DATA SUPPLIED >>
☆ ☆ ☆
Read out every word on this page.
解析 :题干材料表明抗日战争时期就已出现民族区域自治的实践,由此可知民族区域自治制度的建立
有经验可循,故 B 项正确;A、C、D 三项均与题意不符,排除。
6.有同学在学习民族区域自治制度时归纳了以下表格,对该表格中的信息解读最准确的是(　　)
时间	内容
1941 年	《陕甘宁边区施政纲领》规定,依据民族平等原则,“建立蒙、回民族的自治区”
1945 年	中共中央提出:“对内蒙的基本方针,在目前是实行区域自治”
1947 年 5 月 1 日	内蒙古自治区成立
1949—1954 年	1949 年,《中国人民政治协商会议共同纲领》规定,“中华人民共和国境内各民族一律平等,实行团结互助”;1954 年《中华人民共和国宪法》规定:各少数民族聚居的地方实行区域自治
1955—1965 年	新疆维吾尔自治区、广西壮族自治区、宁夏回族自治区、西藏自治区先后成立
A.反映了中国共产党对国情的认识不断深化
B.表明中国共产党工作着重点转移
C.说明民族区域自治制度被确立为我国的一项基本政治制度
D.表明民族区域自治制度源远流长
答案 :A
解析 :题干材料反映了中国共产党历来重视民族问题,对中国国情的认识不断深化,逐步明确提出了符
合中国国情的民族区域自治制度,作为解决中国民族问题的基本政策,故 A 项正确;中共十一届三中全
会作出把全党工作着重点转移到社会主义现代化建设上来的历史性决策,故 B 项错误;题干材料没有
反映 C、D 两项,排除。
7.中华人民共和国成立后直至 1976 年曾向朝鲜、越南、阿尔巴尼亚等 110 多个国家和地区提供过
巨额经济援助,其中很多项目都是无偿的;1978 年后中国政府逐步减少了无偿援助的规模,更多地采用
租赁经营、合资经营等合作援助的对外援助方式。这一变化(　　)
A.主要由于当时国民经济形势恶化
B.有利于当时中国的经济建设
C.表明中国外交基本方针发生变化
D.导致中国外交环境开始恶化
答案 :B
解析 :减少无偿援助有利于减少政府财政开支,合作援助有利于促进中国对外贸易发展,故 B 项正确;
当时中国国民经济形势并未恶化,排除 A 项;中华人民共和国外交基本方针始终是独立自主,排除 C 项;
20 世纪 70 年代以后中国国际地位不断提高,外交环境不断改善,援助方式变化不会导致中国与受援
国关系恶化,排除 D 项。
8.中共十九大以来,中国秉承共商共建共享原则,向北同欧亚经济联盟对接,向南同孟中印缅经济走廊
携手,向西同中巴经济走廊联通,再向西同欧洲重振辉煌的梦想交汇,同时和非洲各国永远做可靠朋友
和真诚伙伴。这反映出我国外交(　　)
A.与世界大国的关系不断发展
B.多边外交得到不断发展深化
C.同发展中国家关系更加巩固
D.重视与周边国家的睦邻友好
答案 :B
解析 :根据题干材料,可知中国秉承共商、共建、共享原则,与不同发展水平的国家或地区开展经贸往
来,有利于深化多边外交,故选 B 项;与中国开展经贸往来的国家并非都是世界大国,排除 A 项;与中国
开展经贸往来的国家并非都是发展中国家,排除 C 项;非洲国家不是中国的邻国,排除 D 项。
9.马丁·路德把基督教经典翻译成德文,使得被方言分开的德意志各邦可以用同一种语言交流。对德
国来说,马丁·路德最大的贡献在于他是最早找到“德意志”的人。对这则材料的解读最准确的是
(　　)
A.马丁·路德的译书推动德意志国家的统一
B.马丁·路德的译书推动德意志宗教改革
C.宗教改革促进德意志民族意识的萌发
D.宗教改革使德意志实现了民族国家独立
☆ ☆ ☆
WHAT THE EXERCISE ASKS >>
Transcribe every entry exactly.

EXERCISE RESULT >>
Read out every word on this page.
解析 :题干材料表明抗日战争时期就已出现民族区域自治的实践,由此可知民族区域自治制度的建立
有经验可循,故 B 项正确;A、C、D 三项均与题意不符,排除。
6.有同学在学习民族区域自治制度时归纳了以下表格,对该表格中的信息解读最准确的是(　　)
时间	内容
1941 年	《陕甘宁边区施政纲领》规定,依据民族平等原则,“建立蒙、回民族的自治区”
1945 年	中共中央提出:“对内蒙的基本方针,在目前是实行区域自治”
1947 年 5 月 1 日	内蒙古自治区成立
1949—1954 年	1949 年,《中国人民政治协商会议共同纲领》规定,“中华人民共和国境内各民族一律平等,实行团结互助”;1954 年《中华人民共和国宪法》规定:各少数民族聚居的地方实行区域自治
1955—1965 年	新疆维吾尔自治区、广西壮族自治区、宁夏回族自治区、西藏自治区先后成立
A.反映了中国共产党对国情的认识不断深化
B.表明中国共产党工作着重点转移
C.说明民族区域自治制度被确立为我国的一项基本政治制度
D.表明民族区域自治制度源远流长
答案 :A
解析 :题干材料反映了中国共产党历来重视民族问题,对中国国情的认识不断深化,逐步明确提出了符
合中国国情的民族区域自治制度,作为解决中国民族问题的基本政策,故 A 项正确;中共十一届三中全
会作出把全党工作着重点转移到社会主义现代化建设上来的历史性决策,故 B 项错误;题干材料没有
反映 C、D 两项,排除。
7.中华人民共和国成立后直至 1976 年曾向朝鲜、越南、阿尔巴尼亚等 110 多个国家和地区提供过
巨额经济援助,其中很多项目都是无偿的;1978 年后中国政府逐步减少了无偿援助的规模,更多地采用
租赁经营、合资经营等合作援助的对外援助方式。这一变化(　　)
A.主要由于当时国民经济形势恶化
B.有利于当时中国的经济建设
C.表明中国外交基本方针发生变化
D.导致中国外交环境开始恶化
答案 :B
解析 :减少无偿援助有利于减少政府财政开支,合作援助有利于促进中国对外贸易发展,故 B 项正确;
当时中国国民经济形势并未恶化,排除 A 项;中华人民共和国外交基本方针始终是独立自主,排除 C 项;
20 世纪 70 年代以后中国国际地位不断提高,外交环境不断改善,援助方式变化不会导致中国与受援
国关系恶化,排除 D 项。
8.中共十九大以来,中国秉承共商共建共享原则,向北同欧亚经济联盟对接,向南同孟中印缅经济走廊
携手,向西同中巴经济走廊联通,再向西同欧洲重振辉煌的梦想交汇,同时和非洲各国永远做可靠朋友
和真诚伙伴。这反映出我国外交(　　)
A.与世界大国的关系不断发展
B.多边外交得到不断发展深化
C.同发展中国家关系更加巩固
D.重视与周边国家的睦邻友好
答案 :B
解析 :根据题干材料,可知中国秉承共商、共建、共享原则,与不同发展水平的国家或地区开展经贸往
来,有利于深化多边外交,故选 B 项;与中国开展经贸往来的国家并非都是世界大国,排除 A 项;与中国
开展经贸往来的国家并非都是发展中国家,排除 C 项;非洲国家不是中国的邻国,排除 D 项。
9.马丁·路德把基督教经典翻译成德文,使得被方言分开的德意志各邦可以用同一种语言交流。对德
国来说,马丁·路德最大的贡献在于他是最早找到“德意志”的人。对这则材料的解读最准确的是
(　　)
A.马丁·路德的译书推动德意志国家的统一
B.马丁·路德的译书推动德意志宗教改革
C.宗教改革促进德意志民族意识的萌发
D.宗教改革使德意志实现了民族国家独立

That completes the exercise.